[Extracted data entries]
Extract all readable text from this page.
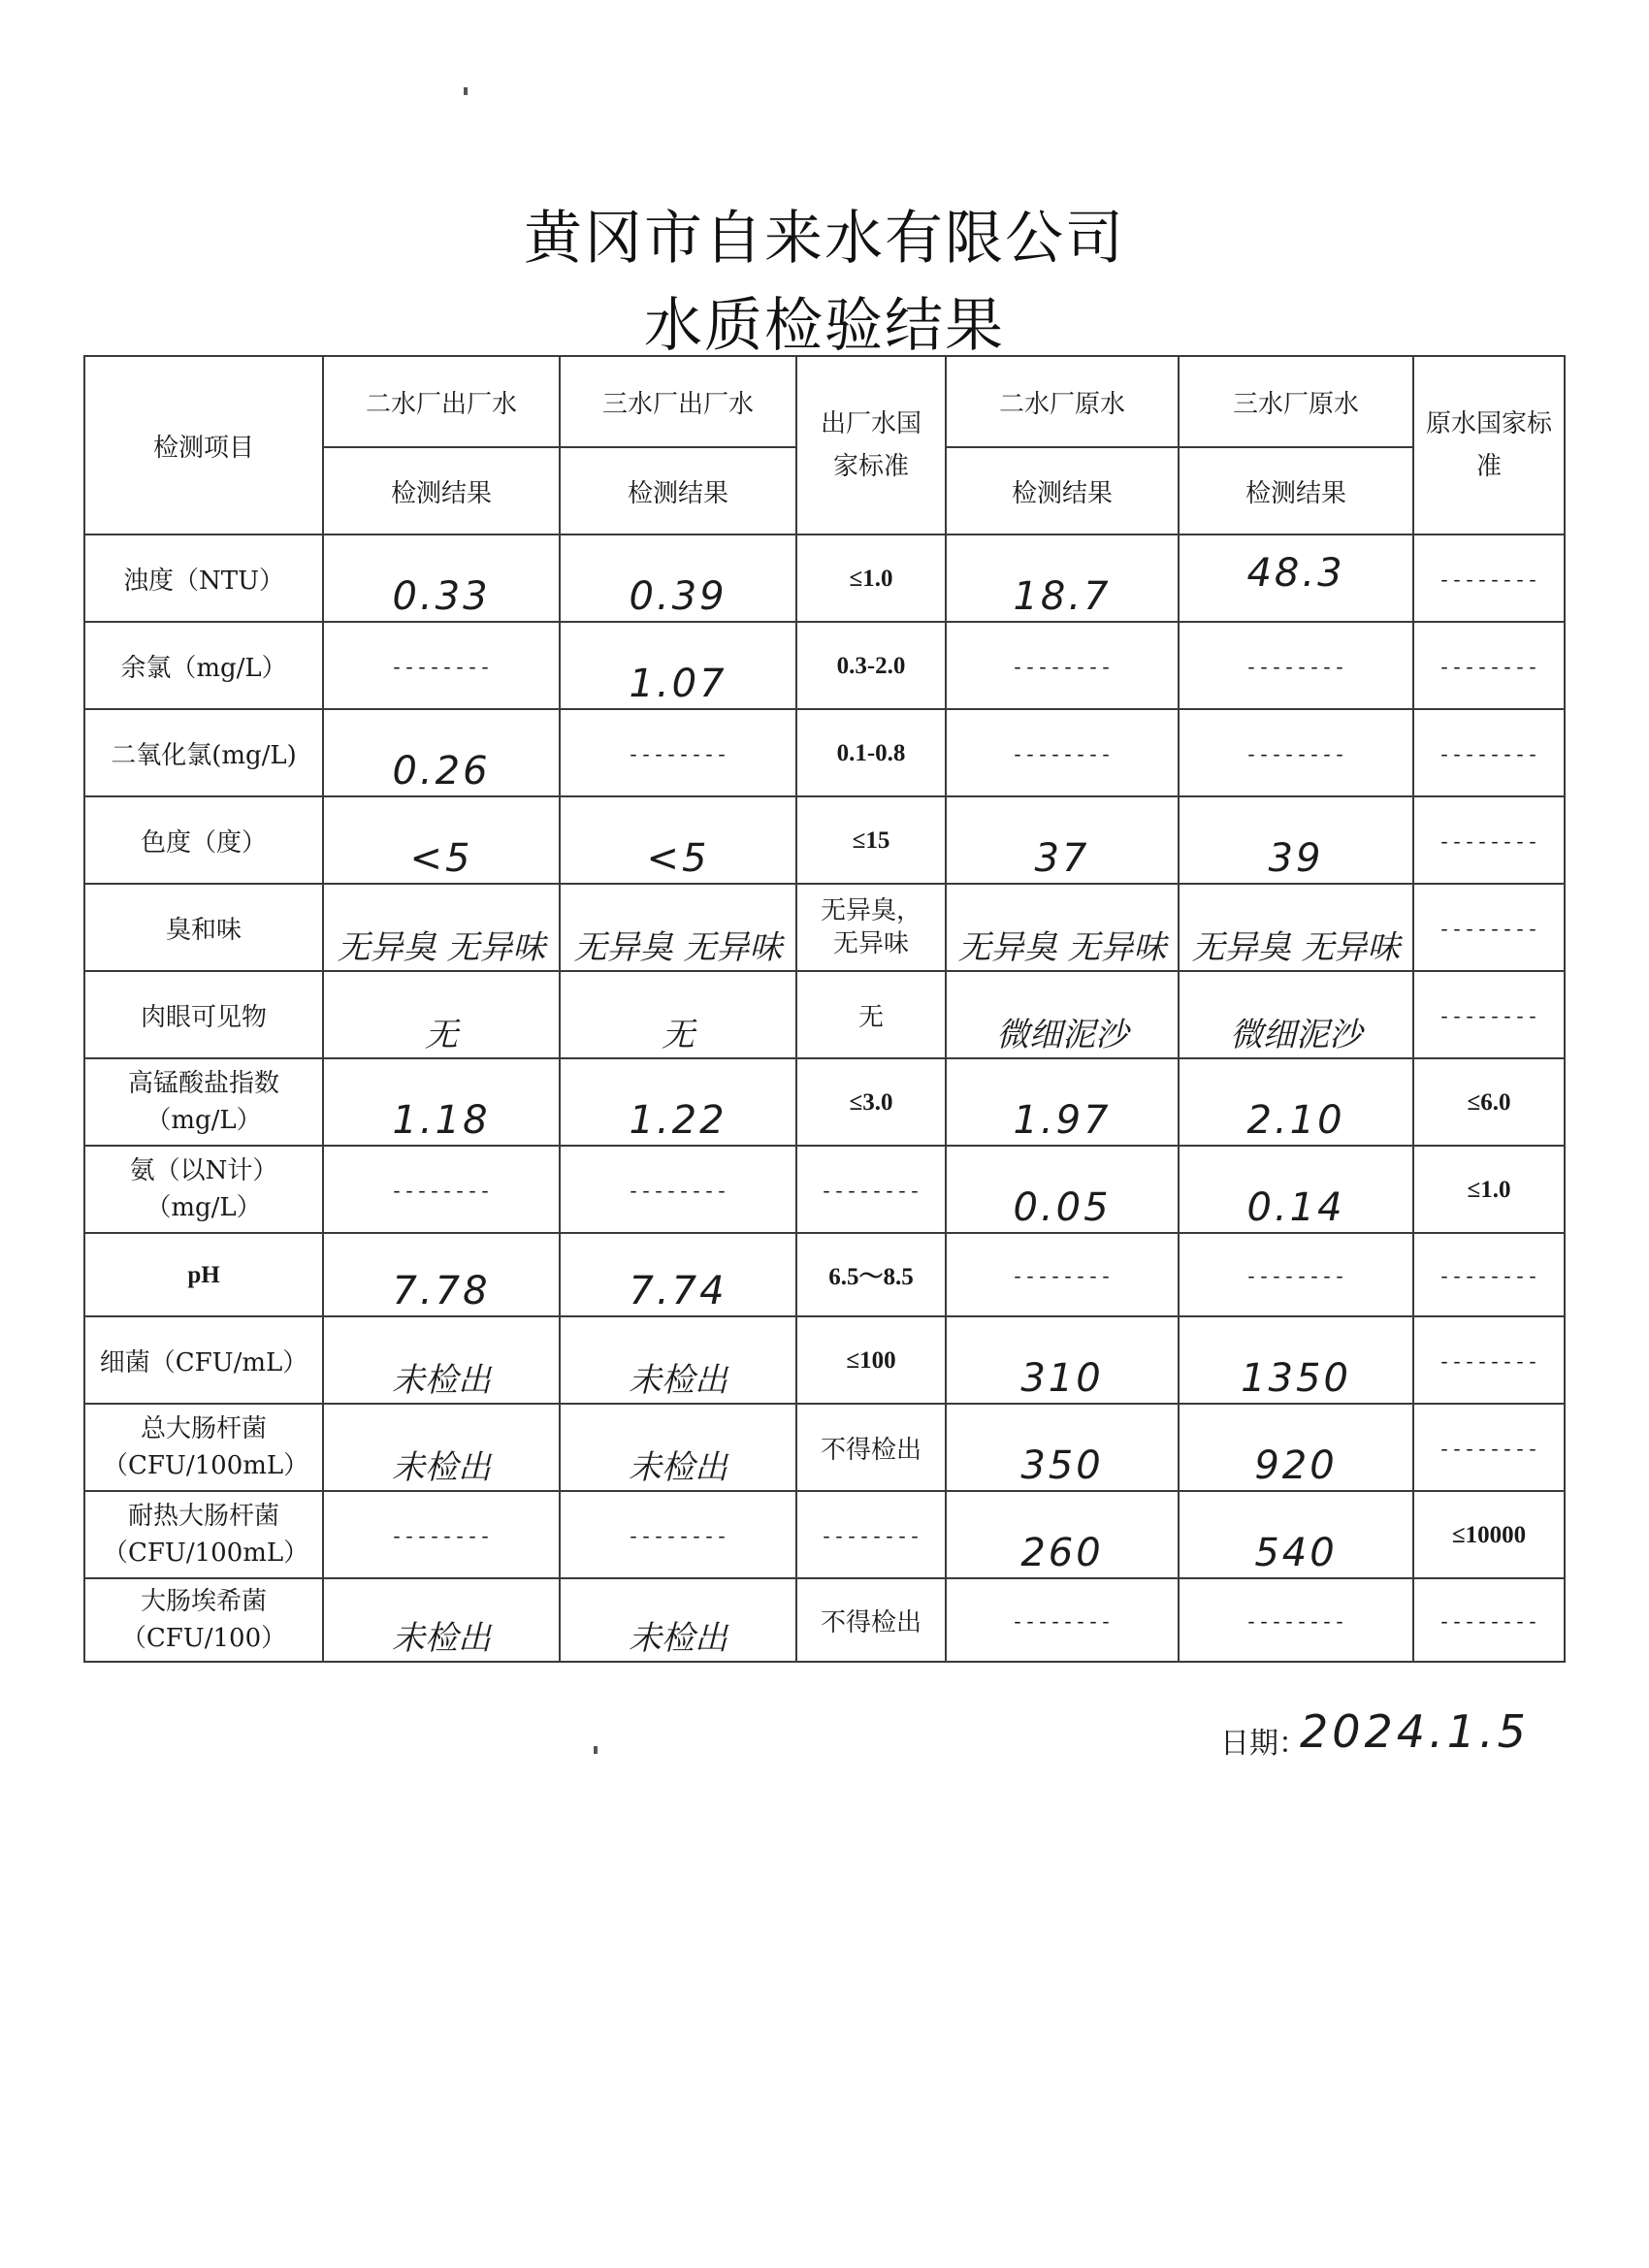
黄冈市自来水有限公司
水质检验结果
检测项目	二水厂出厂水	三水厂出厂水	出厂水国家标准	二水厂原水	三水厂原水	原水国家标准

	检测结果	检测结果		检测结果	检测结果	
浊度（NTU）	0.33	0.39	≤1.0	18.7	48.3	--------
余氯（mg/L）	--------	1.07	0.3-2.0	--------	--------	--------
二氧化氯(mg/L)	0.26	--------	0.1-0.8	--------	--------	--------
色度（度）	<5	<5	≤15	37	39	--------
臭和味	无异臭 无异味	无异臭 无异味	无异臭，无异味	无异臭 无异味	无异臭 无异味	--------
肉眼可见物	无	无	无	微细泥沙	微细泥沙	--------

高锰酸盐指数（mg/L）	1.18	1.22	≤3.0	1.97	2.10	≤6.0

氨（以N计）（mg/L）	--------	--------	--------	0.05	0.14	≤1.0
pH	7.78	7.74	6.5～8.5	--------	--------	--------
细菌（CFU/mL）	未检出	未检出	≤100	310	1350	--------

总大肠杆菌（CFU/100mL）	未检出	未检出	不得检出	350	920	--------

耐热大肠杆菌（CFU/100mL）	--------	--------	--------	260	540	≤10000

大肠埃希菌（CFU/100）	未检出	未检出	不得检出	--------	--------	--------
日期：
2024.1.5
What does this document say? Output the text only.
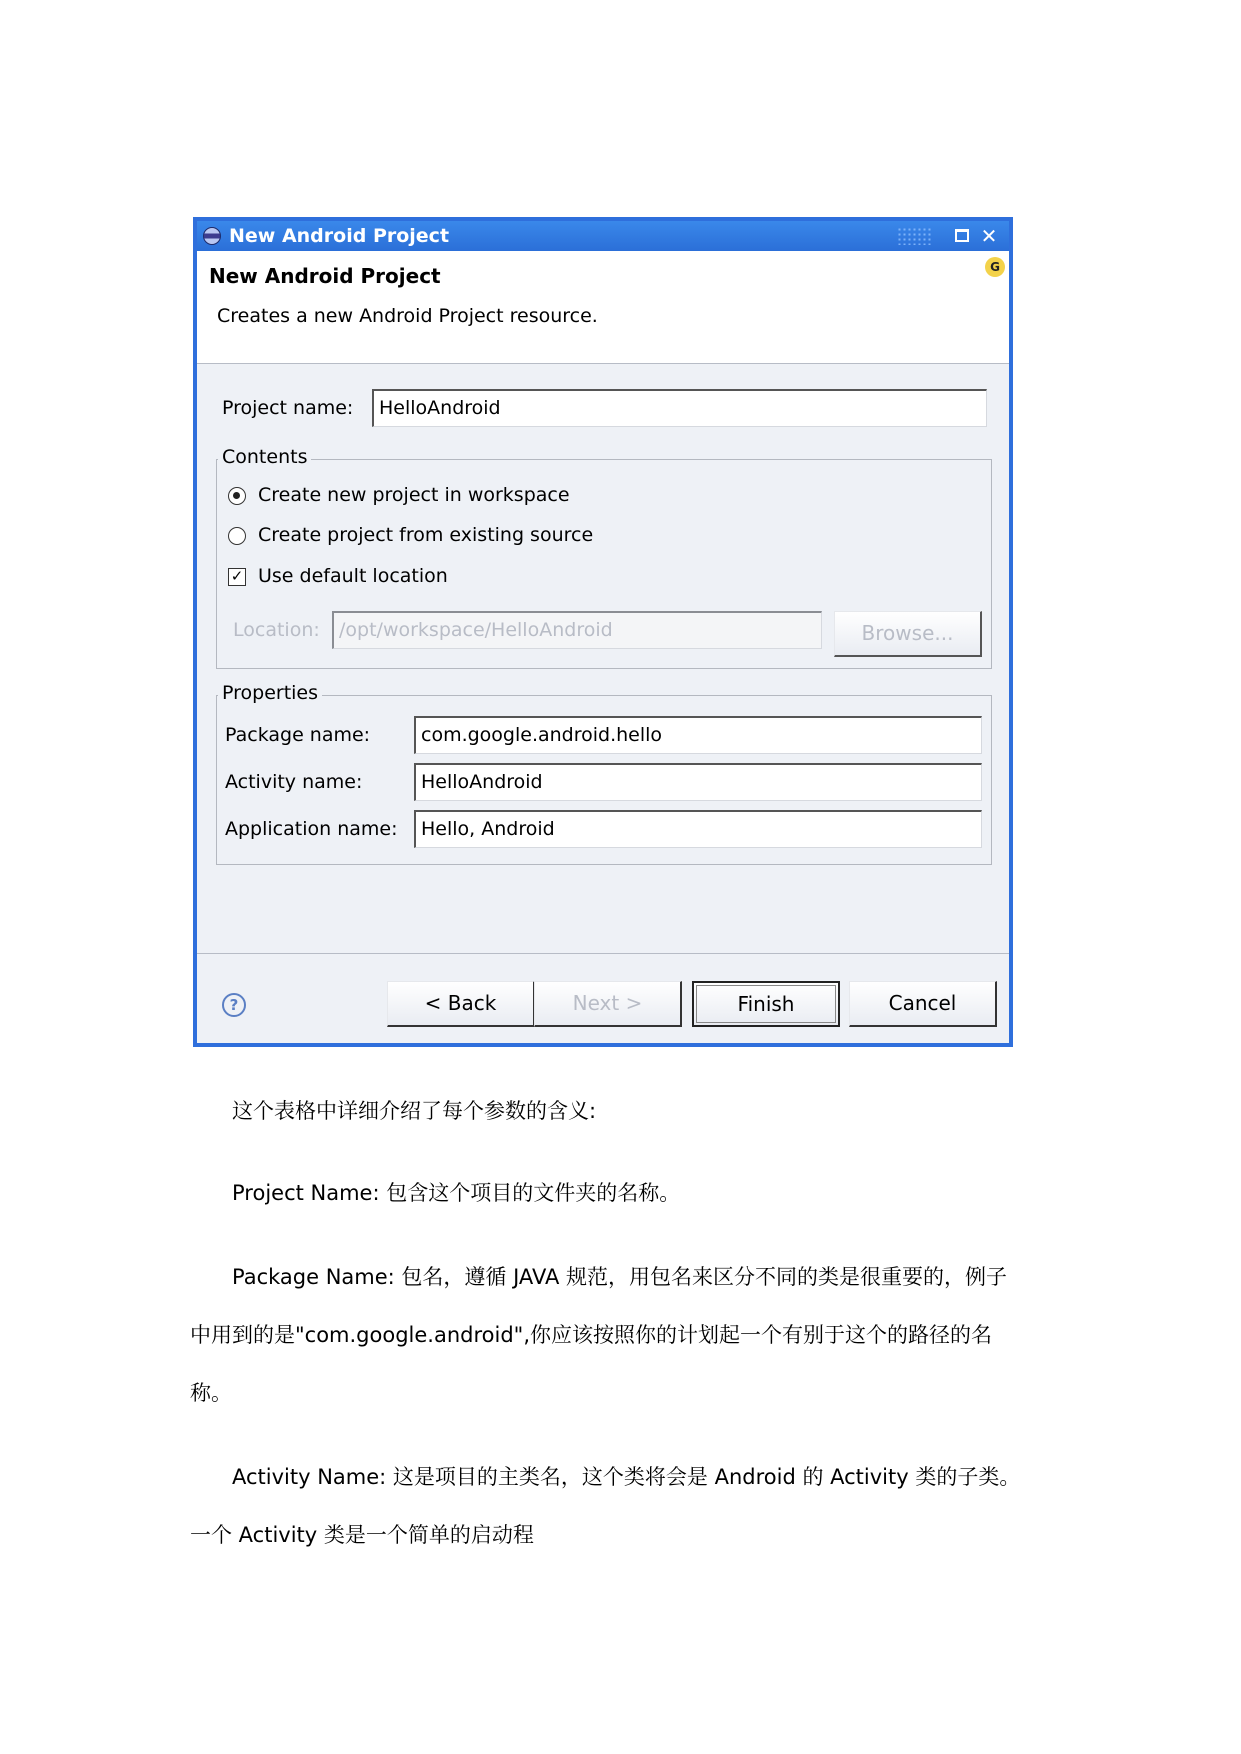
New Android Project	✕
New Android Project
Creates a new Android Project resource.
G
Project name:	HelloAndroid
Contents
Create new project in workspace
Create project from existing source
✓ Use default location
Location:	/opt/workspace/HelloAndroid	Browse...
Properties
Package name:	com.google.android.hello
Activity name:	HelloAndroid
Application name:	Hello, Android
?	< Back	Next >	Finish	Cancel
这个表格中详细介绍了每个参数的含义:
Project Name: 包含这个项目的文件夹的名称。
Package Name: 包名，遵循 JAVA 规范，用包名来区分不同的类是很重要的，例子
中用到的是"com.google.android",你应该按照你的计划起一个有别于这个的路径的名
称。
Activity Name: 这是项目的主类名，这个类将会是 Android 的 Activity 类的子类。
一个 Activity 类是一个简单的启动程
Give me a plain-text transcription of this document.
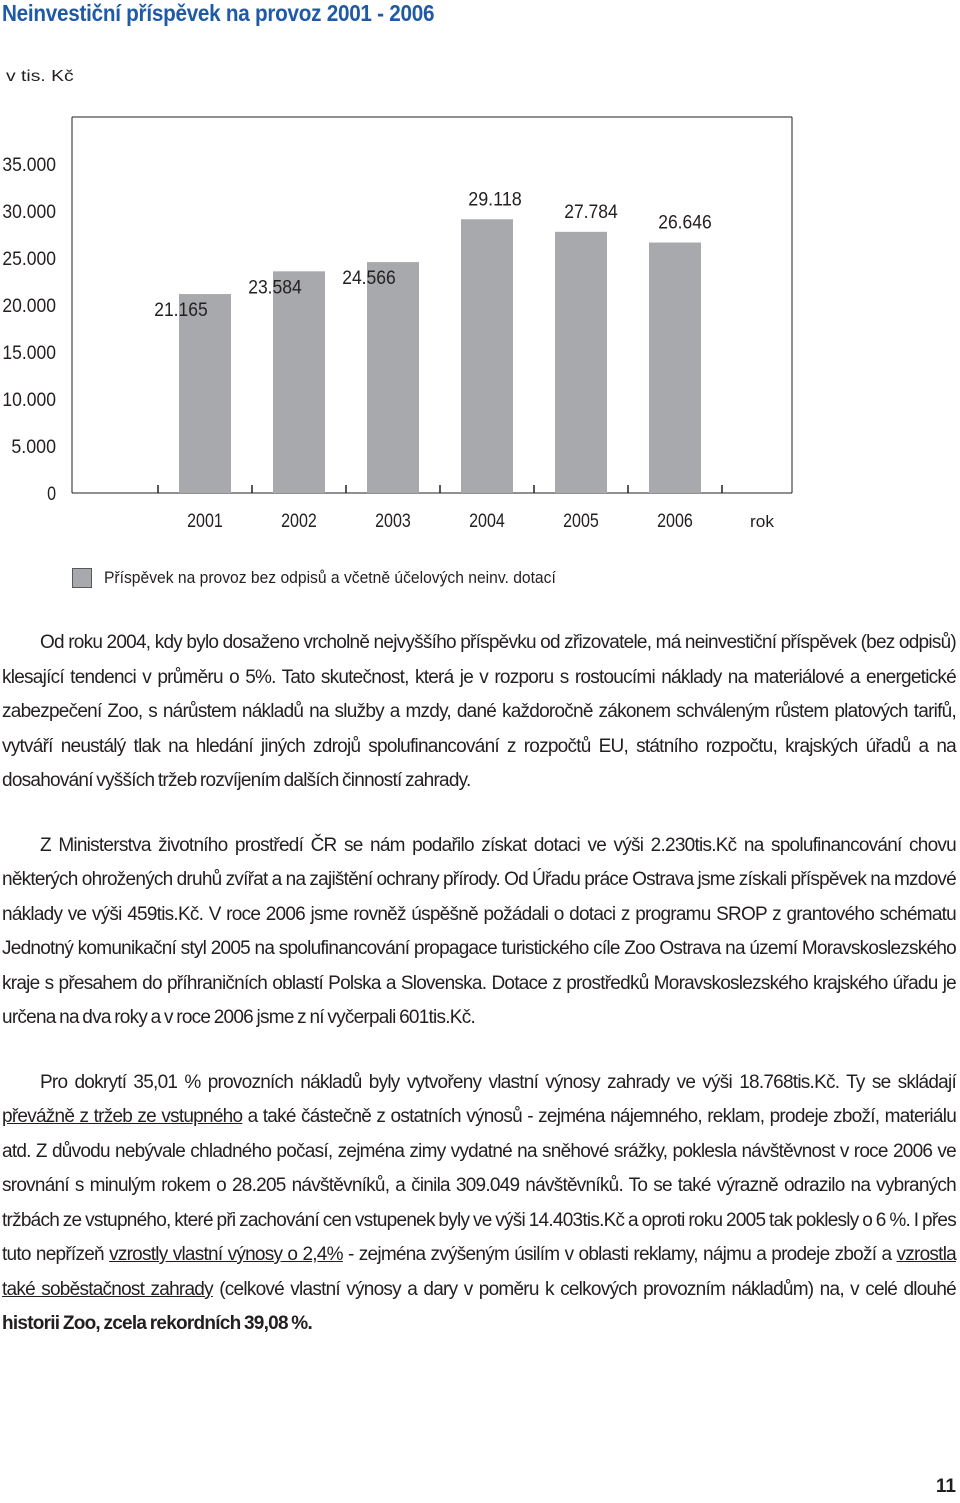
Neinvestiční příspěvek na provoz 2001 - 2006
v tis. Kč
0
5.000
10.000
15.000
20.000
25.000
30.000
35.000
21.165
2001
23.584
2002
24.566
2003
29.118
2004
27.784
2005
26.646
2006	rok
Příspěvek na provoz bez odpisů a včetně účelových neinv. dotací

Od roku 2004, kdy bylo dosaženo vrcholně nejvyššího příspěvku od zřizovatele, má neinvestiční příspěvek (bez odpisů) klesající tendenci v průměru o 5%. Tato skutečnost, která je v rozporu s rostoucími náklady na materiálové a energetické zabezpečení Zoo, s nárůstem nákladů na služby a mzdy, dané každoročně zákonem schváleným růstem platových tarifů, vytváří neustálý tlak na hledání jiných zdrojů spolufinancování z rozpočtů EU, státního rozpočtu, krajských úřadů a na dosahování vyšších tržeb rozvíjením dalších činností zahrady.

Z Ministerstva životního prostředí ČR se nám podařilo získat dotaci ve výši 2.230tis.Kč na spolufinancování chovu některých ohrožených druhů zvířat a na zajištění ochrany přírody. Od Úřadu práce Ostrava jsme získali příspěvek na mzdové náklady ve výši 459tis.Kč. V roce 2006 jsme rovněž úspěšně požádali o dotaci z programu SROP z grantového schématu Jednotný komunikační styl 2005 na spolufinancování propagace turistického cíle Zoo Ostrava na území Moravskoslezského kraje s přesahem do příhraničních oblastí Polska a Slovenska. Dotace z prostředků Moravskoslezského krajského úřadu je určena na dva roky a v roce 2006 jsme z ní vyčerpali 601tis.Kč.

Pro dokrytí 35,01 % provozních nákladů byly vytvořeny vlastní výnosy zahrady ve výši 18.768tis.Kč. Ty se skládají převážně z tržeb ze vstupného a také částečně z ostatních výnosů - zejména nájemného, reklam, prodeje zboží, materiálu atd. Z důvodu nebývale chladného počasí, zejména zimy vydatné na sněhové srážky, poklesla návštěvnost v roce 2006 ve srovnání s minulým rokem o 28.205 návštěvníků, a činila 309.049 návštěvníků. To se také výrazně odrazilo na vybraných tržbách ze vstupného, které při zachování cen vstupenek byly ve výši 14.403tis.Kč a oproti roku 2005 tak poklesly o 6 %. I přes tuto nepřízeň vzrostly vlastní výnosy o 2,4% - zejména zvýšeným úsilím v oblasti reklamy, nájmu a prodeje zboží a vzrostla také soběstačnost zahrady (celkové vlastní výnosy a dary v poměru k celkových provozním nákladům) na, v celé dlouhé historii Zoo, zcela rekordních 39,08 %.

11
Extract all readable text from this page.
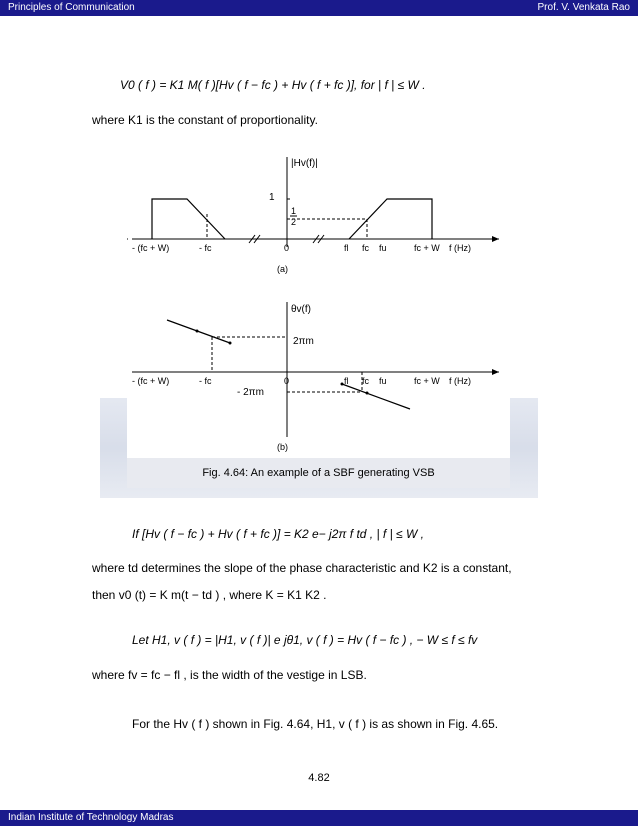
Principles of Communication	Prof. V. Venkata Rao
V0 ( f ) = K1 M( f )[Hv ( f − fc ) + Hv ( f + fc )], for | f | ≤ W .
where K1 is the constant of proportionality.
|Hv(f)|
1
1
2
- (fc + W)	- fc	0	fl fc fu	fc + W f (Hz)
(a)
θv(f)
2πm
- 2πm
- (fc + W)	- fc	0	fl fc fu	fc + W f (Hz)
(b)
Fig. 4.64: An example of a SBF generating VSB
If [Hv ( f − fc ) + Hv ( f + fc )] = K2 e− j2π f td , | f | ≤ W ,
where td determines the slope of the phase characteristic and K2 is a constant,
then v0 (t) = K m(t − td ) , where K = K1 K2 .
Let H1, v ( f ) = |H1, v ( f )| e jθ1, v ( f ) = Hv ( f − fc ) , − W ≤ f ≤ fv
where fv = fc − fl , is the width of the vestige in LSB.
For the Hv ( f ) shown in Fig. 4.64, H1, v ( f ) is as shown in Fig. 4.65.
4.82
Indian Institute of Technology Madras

* _Directive_
Gather every line containing the word "text" and copy it.

* _Finished exercise_
Extract all readable text from this page.
What does this document say? Output the text only.
Give me a plain-text transcription of this document.
Extract all readable text from this page.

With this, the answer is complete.